**REQUIREMENTS:** Report every line in the listing that contains the string "kommun".

Dataset listings of figures:
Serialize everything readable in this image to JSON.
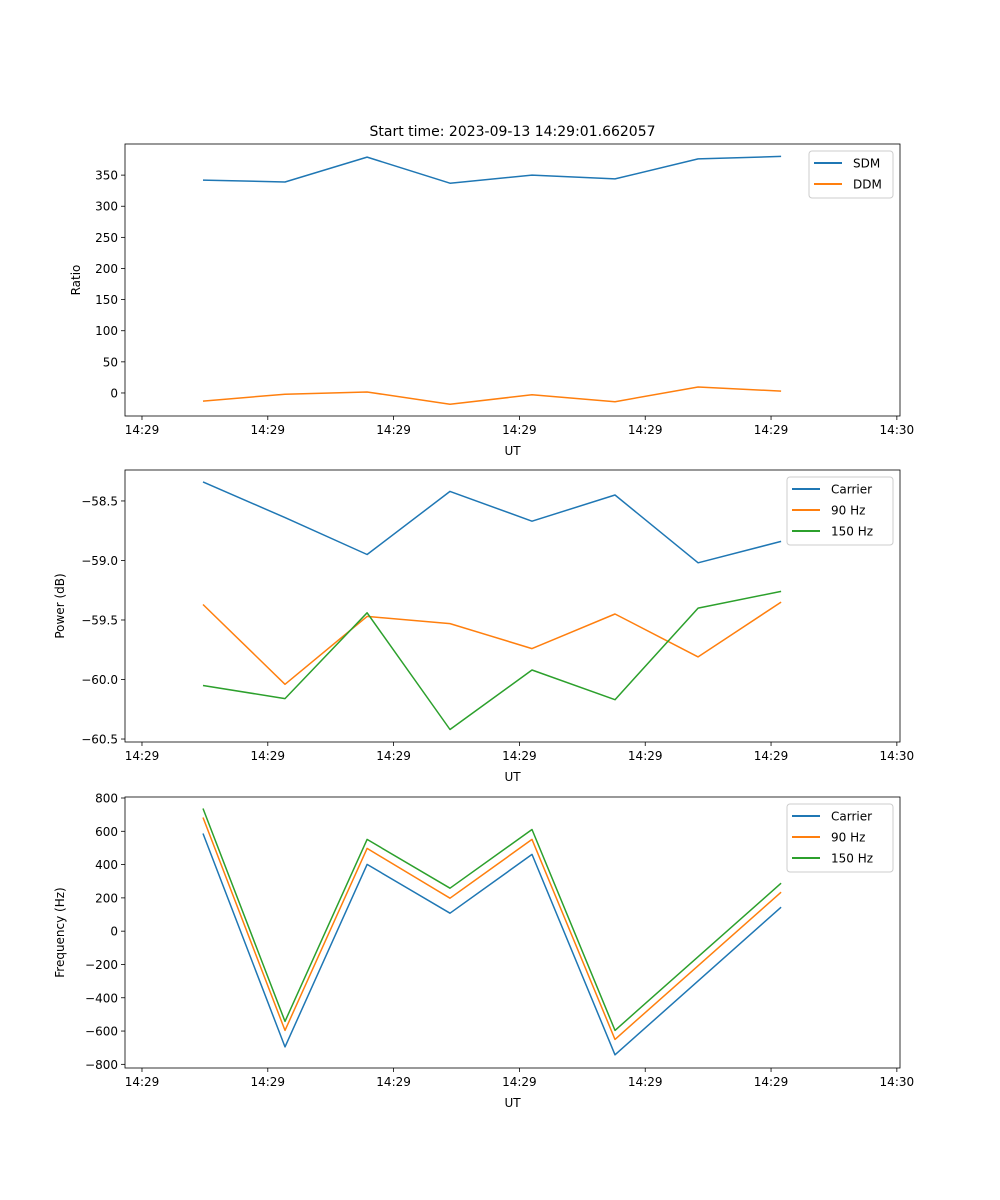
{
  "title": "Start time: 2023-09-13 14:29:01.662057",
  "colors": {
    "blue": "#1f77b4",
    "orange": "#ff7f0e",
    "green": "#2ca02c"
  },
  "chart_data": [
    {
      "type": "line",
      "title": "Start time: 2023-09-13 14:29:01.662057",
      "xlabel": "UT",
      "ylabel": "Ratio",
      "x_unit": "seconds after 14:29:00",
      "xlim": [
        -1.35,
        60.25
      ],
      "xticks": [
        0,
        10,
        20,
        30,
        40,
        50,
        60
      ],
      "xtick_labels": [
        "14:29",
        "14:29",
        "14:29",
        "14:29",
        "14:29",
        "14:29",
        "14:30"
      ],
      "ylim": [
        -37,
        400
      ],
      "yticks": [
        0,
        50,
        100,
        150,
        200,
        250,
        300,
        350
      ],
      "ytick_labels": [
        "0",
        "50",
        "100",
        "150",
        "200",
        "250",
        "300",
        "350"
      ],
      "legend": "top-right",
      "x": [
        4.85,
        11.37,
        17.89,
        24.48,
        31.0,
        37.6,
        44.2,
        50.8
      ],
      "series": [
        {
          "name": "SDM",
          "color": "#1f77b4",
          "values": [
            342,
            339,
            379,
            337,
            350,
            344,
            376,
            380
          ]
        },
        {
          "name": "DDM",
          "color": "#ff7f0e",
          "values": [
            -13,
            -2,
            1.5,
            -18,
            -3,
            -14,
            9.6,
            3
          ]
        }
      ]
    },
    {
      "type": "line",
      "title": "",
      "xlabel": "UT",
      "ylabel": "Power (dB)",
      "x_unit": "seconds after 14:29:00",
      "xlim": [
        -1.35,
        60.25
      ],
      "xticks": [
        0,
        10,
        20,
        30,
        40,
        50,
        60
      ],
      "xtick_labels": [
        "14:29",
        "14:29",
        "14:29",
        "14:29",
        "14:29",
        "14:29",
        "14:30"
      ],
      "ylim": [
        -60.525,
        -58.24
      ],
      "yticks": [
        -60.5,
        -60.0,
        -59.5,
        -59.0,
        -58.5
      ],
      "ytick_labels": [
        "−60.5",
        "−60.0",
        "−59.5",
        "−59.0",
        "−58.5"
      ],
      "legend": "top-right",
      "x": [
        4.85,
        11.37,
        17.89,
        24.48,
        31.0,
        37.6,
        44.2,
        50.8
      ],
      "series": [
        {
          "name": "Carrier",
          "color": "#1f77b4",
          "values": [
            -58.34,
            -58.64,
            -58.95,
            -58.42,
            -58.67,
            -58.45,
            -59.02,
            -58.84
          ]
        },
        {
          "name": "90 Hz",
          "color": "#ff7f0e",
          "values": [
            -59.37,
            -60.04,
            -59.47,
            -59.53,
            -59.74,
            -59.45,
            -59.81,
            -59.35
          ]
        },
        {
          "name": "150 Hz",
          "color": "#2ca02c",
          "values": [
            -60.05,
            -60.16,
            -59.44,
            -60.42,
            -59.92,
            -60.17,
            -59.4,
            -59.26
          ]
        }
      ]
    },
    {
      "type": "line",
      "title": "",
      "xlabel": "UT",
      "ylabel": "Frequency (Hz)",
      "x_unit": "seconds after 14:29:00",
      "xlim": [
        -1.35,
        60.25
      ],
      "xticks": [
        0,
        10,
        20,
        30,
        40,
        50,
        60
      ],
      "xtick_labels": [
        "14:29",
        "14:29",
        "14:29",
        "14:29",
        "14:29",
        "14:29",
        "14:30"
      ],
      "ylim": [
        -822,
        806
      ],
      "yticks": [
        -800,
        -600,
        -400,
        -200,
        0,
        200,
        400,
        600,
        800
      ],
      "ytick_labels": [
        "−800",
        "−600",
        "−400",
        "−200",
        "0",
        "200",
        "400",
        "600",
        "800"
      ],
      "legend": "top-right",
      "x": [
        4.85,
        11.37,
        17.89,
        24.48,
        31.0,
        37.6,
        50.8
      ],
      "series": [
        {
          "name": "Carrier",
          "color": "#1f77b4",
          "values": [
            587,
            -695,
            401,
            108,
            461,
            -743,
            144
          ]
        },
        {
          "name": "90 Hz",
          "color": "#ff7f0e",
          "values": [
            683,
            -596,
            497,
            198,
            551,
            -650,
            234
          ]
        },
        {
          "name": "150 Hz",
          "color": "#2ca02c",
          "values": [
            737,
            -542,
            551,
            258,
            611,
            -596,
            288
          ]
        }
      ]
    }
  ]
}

==

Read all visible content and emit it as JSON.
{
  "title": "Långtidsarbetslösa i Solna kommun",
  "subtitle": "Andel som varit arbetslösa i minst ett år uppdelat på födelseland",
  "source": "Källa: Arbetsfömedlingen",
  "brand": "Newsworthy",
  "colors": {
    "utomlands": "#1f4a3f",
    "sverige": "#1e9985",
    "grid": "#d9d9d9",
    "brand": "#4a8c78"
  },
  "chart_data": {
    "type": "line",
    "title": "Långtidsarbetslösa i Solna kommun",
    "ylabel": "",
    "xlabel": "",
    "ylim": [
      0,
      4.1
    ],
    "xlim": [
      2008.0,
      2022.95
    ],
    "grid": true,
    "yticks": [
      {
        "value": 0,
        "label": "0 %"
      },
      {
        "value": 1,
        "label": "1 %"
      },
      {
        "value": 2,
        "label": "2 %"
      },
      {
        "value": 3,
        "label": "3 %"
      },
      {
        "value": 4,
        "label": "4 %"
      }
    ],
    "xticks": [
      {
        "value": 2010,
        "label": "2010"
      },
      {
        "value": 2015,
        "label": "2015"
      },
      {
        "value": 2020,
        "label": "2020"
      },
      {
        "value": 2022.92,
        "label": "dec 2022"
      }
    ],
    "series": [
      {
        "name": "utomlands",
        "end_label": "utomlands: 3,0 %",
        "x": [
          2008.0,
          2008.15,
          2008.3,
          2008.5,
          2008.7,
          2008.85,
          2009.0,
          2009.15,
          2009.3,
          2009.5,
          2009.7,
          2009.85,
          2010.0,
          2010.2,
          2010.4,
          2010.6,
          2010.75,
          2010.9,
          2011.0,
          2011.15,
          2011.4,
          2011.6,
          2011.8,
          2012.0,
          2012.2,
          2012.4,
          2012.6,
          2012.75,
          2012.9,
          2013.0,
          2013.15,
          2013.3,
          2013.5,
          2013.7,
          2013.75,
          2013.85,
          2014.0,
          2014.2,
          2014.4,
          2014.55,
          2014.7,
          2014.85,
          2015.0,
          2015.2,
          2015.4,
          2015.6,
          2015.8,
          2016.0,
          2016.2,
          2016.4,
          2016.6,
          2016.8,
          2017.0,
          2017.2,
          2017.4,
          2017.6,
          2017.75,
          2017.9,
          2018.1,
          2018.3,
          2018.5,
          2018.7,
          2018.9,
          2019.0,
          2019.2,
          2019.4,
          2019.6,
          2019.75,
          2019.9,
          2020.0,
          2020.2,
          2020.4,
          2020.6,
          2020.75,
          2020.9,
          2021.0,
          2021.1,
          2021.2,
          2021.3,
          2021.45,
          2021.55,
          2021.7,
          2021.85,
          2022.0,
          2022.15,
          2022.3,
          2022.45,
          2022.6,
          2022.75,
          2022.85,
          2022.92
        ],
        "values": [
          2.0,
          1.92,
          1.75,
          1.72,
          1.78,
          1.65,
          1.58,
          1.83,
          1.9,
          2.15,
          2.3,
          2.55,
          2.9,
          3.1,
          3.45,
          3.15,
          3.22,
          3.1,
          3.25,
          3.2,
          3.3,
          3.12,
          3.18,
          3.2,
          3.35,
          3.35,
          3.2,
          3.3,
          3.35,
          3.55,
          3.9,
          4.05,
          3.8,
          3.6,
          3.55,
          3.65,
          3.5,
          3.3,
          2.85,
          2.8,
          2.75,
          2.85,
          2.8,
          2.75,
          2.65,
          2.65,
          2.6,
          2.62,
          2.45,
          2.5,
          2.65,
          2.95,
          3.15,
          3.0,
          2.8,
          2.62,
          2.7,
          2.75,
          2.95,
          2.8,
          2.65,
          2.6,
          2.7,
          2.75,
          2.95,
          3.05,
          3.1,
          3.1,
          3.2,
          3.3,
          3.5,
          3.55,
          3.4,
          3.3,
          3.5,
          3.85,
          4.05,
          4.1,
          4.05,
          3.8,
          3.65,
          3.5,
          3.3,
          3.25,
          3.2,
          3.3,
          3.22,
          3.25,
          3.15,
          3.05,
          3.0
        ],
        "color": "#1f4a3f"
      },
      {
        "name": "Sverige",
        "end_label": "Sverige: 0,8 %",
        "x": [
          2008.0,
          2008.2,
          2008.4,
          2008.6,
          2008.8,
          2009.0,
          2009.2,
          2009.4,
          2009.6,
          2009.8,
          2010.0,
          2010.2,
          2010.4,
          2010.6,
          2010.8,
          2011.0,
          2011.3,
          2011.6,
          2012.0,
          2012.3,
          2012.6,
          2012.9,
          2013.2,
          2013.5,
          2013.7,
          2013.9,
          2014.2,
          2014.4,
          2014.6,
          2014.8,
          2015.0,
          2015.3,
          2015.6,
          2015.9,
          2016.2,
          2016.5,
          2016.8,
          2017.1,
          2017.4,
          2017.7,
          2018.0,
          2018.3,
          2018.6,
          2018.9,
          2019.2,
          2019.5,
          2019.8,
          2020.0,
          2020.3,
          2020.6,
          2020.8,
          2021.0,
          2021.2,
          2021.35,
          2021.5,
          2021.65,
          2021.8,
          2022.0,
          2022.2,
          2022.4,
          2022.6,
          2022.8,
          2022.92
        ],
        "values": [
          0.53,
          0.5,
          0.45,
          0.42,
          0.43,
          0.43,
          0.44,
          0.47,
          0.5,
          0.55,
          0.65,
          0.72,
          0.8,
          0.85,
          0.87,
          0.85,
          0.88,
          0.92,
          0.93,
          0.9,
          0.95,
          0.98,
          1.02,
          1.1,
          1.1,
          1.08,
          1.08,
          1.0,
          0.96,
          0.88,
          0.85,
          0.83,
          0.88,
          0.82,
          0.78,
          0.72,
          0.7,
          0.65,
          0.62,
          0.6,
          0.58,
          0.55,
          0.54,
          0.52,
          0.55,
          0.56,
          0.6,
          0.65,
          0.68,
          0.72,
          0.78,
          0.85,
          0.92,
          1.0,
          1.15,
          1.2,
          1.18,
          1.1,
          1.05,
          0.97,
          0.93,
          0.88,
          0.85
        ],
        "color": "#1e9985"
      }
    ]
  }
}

**FULL SOLUTION:**
  "title": "Långtidsarbetslösa i Solna kommun",
    "title": "Långtidsarbetslösa i Solna kommun",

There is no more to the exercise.